Below are the records; copy each line in them that holds the word "panel".

■ **Source material**:
----------------------------------------

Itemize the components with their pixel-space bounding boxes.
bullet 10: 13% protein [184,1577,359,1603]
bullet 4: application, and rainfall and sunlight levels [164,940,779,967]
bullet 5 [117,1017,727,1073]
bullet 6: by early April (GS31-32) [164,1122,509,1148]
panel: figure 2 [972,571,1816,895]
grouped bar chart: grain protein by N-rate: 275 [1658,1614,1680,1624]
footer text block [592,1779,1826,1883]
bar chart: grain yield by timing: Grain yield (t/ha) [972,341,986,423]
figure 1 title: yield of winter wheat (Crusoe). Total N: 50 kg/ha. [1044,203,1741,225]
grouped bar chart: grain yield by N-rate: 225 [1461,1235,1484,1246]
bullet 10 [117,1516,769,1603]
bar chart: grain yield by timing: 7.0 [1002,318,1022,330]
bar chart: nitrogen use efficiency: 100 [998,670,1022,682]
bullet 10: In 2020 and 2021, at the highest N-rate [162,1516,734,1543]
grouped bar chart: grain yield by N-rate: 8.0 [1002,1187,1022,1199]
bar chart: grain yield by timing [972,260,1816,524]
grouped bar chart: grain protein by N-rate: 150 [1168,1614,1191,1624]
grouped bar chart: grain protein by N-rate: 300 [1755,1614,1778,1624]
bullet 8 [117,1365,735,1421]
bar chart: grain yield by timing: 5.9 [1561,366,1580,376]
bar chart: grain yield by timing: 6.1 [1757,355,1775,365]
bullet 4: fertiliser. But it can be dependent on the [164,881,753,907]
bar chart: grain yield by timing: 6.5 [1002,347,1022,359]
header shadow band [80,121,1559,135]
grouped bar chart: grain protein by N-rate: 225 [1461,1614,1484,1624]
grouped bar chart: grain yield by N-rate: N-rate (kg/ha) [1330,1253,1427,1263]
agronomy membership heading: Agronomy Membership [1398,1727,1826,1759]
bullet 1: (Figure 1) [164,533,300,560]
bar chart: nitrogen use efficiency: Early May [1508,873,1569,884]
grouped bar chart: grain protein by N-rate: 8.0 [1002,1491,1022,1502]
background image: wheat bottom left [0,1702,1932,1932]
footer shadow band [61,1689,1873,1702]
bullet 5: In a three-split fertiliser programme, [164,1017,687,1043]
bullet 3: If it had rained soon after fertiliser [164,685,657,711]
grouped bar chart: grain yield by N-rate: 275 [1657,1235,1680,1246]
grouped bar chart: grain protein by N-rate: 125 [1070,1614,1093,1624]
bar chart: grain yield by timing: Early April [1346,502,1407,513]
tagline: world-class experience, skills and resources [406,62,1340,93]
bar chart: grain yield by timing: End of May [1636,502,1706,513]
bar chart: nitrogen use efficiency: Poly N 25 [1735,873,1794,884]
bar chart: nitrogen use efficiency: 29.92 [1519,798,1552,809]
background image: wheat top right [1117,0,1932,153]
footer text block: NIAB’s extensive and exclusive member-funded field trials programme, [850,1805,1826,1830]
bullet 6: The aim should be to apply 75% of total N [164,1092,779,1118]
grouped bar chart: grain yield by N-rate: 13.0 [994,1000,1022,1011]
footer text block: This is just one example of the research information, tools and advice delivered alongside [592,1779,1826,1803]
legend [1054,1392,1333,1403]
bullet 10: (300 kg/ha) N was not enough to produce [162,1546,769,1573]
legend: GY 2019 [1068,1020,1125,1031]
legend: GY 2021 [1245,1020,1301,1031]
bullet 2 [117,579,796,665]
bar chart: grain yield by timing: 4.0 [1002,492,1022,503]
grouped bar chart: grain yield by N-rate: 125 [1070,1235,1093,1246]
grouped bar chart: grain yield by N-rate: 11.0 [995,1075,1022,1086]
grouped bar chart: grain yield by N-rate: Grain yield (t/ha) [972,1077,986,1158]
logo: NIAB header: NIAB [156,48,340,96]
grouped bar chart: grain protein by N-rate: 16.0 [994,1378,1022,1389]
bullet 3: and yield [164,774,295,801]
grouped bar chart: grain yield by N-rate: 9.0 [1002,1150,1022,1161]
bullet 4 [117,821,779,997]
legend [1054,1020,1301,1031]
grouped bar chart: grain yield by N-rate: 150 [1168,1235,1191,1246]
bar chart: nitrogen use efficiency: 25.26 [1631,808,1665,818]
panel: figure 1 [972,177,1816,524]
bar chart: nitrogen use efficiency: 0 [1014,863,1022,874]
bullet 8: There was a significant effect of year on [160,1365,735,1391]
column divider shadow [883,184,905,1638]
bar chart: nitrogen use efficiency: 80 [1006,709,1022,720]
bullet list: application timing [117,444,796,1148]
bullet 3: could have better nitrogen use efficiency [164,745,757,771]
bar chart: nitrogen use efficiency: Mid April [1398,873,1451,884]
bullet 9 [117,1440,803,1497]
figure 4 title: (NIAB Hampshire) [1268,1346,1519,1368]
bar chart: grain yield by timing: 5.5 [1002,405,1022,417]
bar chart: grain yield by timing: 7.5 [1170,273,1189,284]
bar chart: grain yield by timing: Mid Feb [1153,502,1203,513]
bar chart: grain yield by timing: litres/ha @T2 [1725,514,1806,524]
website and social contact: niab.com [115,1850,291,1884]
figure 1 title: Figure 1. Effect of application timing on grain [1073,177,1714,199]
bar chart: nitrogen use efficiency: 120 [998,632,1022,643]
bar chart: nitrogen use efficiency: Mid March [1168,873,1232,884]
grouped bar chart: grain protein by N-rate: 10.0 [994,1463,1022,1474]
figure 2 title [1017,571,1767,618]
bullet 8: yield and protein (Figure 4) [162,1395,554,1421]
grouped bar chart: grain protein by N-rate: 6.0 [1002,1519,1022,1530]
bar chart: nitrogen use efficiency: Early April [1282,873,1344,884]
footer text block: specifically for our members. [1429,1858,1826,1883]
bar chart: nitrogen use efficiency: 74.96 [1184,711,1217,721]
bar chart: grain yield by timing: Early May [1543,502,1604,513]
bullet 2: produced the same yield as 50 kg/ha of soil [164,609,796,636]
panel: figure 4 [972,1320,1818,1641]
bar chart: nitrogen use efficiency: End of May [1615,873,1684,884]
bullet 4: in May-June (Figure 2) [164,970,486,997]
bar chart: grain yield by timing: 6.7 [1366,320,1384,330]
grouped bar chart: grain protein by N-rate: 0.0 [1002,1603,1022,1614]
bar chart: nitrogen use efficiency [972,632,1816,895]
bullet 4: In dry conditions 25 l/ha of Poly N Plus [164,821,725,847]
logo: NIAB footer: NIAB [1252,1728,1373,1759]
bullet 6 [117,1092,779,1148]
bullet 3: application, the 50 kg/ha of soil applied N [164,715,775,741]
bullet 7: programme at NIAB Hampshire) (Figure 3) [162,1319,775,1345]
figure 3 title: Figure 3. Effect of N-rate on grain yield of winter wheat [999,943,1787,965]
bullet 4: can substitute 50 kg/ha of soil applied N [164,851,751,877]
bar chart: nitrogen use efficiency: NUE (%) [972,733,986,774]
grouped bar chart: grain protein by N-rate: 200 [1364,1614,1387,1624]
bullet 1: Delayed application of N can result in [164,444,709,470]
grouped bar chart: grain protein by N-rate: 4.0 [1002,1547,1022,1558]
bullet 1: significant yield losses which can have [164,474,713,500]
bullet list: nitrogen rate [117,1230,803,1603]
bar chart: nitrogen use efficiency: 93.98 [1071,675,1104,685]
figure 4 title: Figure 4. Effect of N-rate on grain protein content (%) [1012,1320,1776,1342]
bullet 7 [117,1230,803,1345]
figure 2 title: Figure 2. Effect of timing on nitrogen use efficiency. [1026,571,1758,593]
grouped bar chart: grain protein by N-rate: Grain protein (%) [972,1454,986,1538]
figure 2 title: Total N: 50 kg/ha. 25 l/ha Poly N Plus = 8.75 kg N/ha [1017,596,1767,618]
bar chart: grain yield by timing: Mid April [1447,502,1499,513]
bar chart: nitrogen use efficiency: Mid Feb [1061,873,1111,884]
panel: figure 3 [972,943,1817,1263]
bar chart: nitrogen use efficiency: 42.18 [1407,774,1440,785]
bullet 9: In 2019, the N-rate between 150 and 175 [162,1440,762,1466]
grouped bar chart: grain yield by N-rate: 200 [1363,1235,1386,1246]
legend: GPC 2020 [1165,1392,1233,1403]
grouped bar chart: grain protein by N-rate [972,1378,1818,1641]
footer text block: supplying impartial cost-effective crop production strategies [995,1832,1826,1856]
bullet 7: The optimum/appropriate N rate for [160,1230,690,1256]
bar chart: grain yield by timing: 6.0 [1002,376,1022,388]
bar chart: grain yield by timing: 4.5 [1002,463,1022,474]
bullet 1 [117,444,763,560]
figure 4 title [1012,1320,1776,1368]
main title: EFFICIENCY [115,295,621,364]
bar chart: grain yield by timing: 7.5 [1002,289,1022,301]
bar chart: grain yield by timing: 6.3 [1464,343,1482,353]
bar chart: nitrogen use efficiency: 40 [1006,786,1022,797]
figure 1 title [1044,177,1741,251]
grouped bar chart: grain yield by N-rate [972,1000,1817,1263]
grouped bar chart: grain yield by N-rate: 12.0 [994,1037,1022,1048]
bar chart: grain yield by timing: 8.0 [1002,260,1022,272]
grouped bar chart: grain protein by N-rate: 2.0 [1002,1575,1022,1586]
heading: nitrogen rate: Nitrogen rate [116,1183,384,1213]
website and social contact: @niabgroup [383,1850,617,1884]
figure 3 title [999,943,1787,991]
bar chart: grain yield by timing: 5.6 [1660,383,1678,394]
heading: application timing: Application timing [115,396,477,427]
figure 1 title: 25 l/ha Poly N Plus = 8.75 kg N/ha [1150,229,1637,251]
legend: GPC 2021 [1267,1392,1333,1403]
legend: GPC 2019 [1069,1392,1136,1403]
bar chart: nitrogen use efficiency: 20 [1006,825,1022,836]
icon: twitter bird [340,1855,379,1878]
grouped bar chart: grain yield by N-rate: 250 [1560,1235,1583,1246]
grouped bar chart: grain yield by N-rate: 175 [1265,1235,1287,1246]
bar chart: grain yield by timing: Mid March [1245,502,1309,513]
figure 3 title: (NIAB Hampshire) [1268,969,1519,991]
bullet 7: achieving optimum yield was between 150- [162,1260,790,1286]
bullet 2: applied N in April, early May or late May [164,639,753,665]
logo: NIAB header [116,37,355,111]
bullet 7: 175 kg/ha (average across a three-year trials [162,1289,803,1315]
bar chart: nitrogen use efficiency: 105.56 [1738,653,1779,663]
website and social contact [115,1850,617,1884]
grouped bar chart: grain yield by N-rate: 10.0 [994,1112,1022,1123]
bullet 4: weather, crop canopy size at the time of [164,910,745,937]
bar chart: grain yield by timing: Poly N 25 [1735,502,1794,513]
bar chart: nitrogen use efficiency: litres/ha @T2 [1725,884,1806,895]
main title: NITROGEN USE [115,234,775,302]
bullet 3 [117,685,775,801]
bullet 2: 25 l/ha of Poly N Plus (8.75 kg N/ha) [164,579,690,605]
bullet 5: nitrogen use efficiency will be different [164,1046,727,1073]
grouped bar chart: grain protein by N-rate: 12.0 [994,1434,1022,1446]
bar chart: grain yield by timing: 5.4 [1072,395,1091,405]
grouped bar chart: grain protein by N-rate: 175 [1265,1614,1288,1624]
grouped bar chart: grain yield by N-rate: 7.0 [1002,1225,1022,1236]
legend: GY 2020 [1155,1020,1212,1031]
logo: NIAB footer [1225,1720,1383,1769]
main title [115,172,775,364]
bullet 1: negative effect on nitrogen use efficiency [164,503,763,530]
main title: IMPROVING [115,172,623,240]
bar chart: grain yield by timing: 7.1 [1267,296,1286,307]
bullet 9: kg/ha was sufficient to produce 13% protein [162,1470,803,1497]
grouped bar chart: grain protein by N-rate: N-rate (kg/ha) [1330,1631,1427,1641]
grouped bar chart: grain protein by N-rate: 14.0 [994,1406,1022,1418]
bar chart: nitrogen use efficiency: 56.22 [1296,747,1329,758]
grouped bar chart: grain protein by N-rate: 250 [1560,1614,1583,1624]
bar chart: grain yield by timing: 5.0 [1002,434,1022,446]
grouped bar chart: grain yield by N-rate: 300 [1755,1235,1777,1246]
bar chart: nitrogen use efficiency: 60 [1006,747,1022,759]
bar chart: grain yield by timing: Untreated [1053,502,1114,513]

----------------------------------------

■ **Reply**:
panel: figure 2 [972,571,1816,895]
panel: figure 1 [972,177,1816,524]
panel: figure 4 [972,1320,1818,1641]
panel: figure 3 [972,943,1817,1263]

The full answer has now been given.